• Your goal: Extract, from the listing that follows, each line containing the word "annotating".

=====

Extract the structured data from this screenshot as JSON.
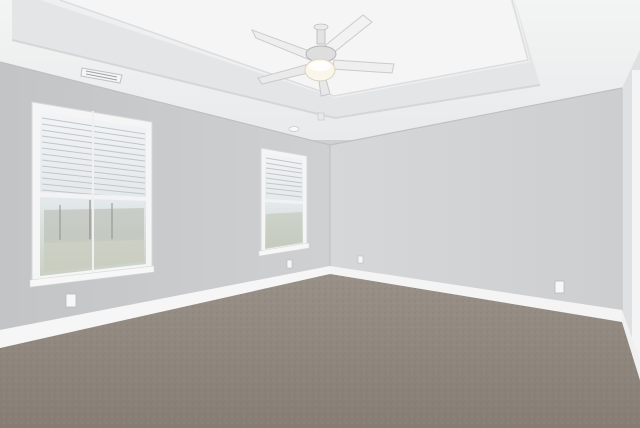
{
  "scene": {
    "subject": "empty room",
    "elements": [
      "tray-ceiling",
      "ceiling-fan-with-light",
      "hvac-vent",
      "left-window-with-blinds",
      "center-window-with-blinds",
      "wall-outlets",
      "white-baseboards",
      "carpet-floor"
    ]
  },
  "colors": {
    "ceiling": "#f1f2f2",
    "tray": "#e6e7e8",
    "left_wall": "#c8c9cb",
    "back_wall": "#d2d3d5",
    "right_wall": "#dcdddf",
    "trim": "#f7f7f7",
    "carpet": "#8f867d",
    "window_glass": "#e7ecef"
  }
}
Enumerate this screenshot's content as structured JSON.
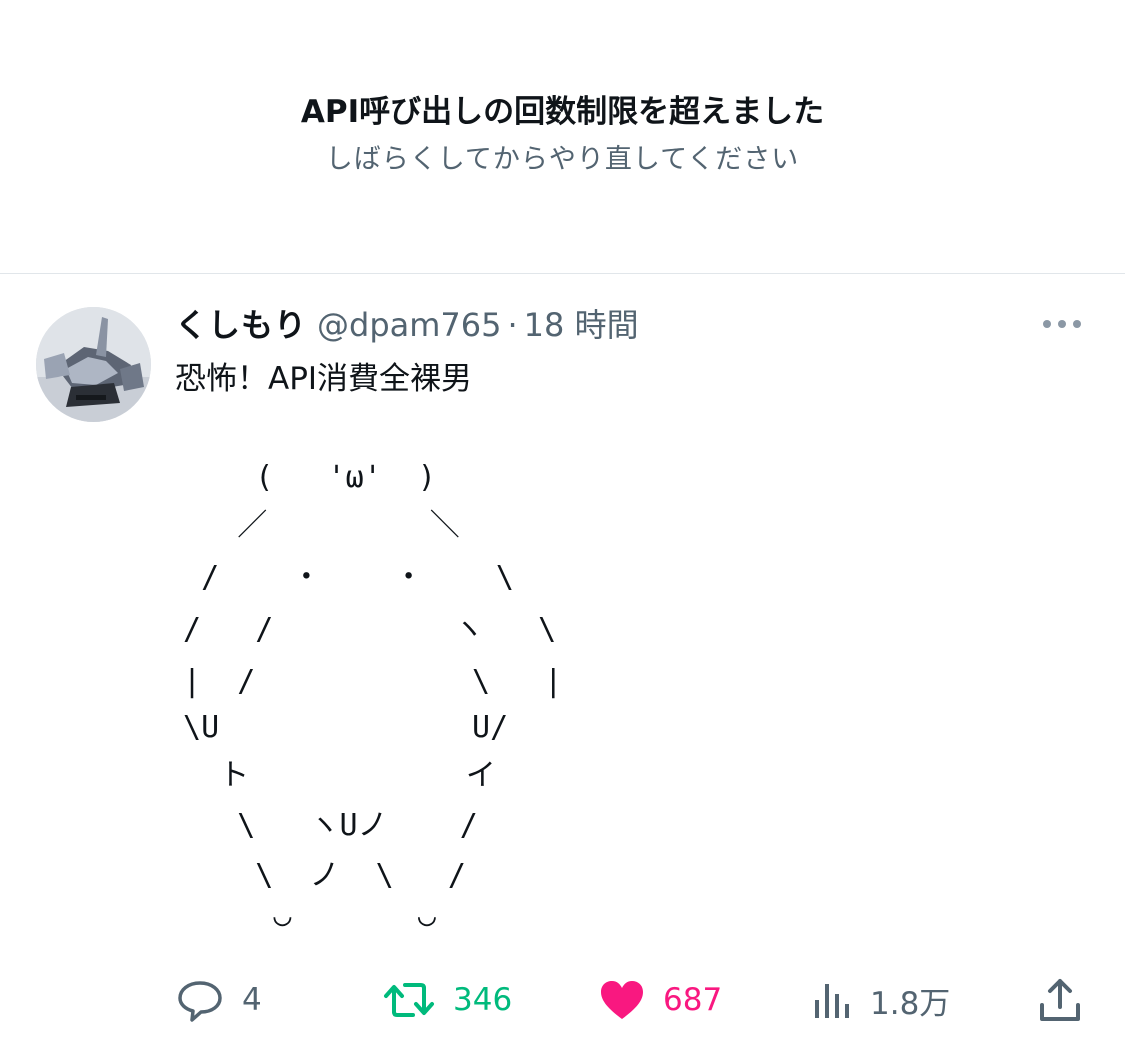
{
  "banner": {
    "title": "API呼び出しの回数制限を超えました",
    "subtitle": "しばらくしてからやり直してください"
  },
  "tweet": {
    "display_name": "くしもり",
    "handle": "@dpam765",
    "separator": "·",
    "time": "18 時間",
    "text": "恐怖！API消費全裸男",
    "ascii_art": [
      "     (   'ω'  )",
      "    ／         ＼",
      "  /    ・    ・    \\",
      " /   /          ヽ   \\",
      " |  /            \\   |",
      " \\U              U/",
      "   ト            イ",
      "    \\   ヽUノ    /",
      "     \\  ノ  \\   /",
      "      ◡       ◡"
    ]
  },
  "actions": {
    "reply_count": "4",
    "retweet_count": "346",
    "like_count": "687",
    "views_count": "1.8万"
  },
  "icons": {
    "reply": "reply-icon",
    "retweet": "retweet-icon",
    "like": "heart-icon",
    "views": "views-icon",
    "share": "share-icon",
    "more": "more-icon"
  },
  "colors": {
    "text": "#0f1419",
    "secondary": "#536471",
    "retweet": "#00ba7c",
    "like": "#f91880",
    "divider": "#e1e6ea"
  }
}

=====

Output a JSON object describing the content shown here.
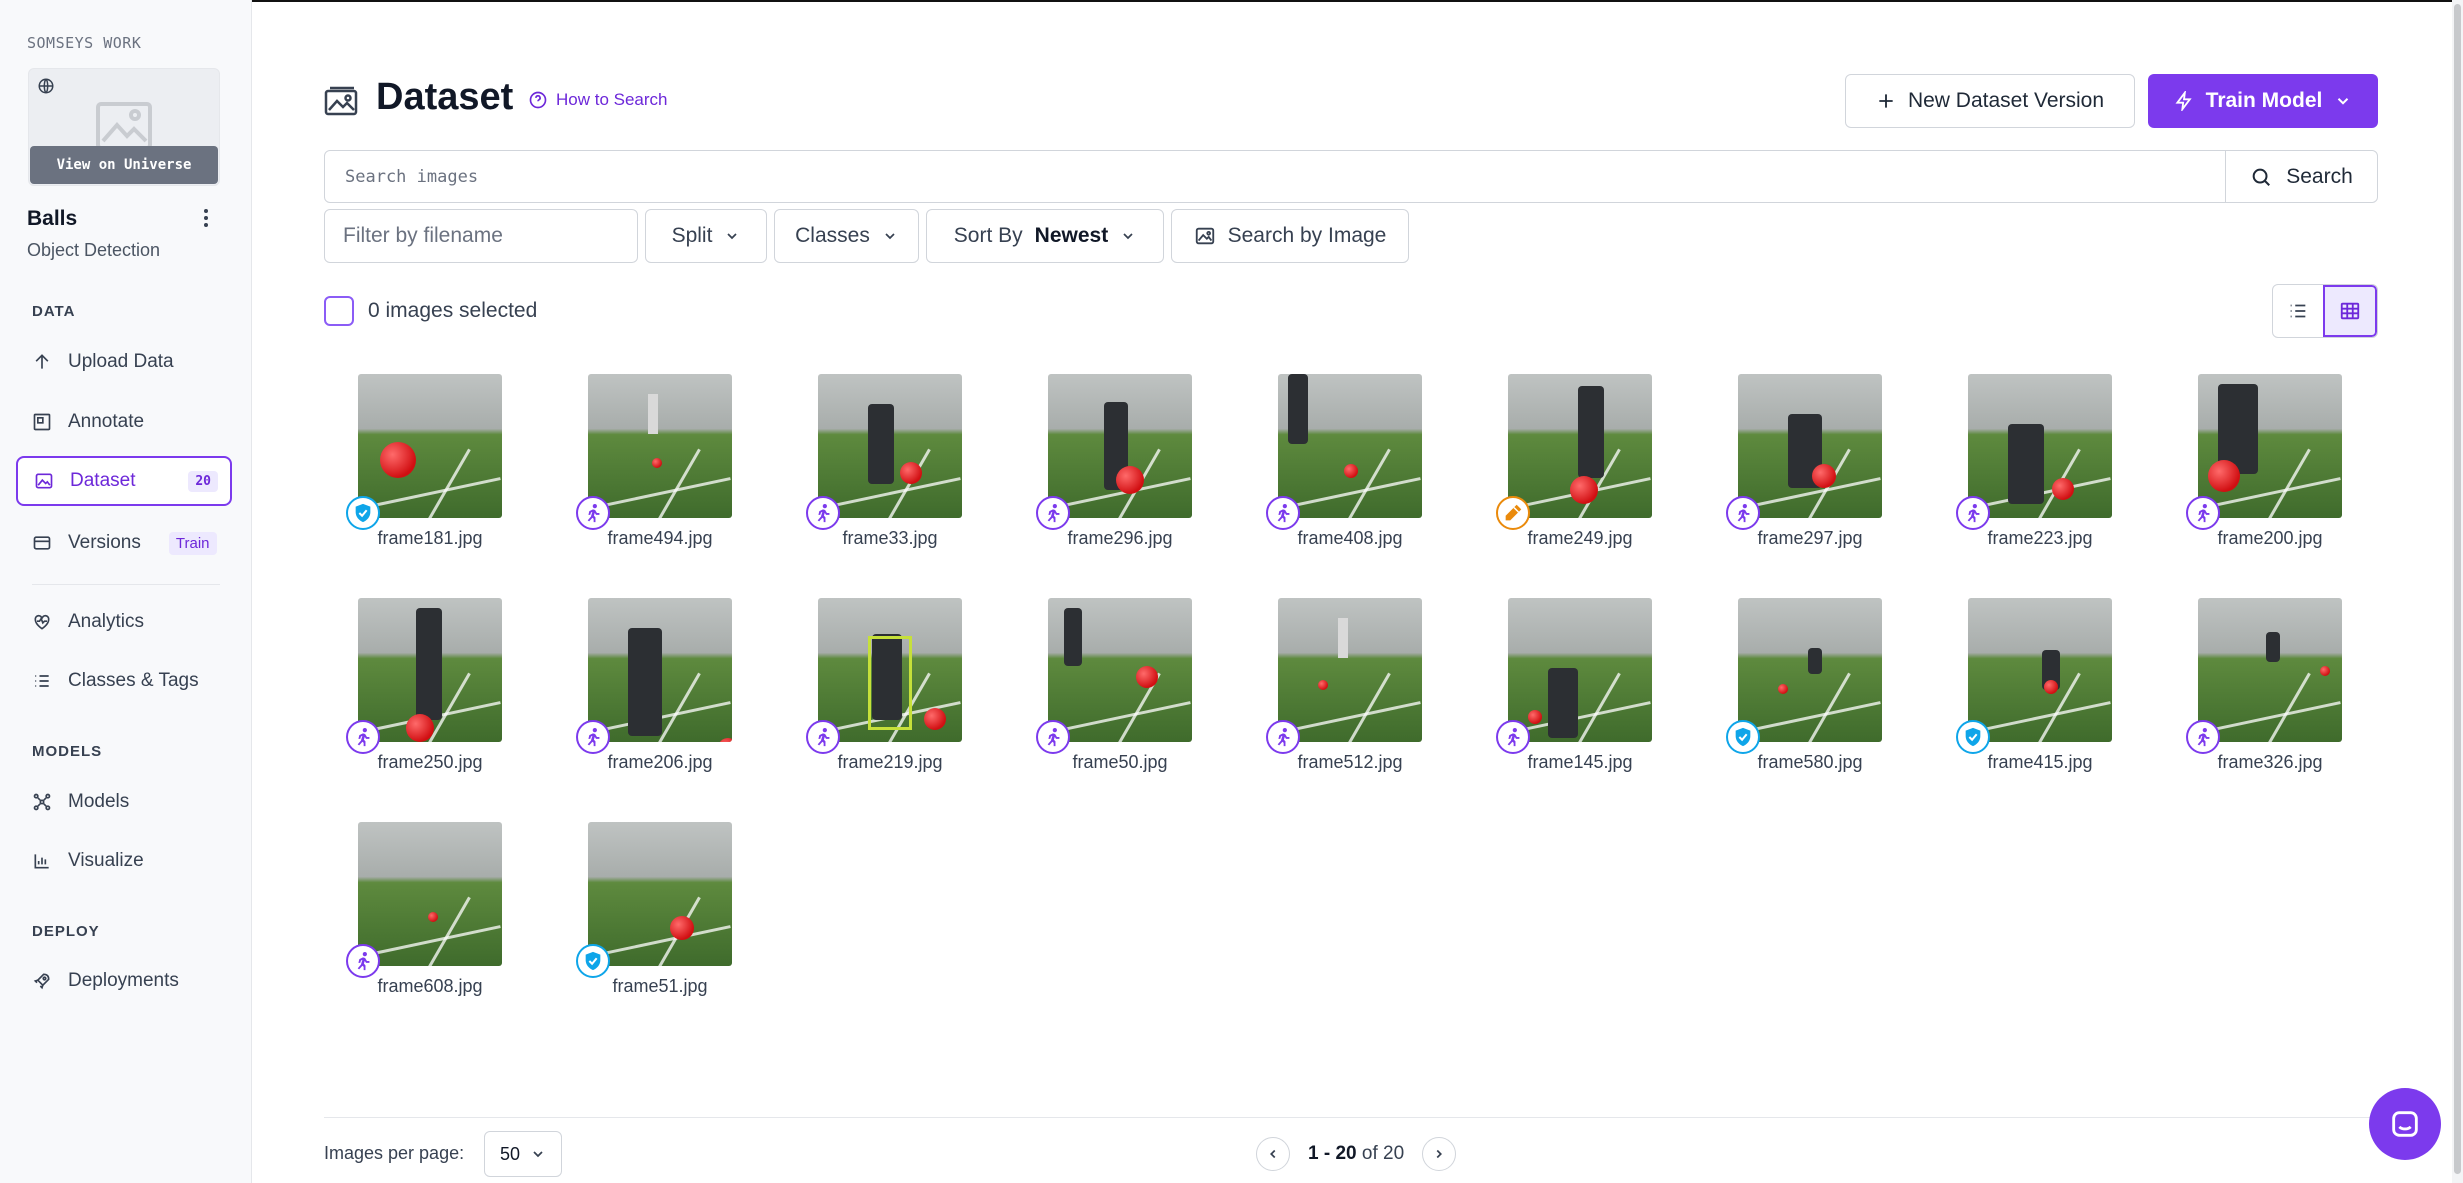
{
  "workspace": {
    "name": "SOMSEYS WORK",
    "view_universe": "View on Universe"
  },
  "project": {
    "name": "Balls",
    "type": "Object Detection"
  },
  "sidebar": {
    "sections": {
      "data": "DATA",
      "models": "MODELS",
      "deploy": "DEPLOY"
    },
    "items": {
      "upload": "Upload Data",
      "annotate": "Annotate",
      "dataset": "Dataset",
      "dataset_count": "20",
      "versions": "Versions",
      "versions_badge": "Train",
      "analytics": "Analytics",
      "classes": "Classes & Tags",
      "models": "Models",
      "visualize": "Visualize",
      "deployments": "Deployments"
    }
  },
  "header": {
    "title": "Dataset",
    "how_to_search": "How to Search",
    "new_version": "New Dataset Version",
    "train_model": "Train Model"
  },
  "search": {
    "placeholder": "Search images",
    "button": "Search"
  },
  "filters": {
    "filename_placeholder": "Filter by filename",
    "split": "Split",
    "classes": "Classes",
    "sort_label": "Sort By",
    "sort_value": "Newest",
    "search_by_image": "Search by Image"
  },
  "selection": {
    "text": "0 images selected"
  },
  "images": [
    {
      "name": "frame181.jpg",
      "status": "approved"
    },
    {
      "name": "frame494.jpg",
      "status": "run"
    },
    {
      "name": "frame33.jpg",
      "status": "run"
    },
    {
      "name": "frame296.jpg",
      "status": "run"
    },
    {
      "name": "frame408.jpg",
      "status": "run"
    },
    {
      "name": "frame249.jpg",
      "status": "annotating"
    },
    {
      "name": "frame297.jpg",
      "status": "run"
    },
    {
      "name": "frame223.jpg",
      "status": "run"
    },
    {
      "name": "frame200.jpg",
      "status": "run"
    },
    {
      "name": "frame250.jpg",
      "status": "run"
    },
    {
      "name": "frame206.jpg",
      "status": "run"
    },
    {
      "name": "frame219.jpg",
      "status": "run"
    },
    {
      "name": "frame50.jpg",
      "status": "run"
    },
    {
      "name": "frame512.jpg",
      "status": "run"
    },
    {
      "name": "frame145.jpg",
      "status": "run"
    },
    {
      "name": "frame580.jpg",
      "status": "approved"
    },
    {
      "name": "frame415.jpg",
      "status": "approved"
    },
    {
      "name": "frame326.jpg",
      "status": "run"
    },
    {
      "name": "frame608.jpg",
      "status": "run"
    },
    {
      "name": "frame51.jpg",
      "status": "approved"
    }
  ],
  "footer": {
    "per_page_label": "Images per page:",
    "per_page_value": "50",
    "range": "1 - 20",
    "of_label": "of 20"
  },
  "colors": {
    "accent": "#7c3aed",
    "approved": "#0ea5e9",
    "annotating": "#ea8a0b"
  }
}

=====

• Result for this task:
      "status": "annotating"
    "annotating": "#ea8a0b"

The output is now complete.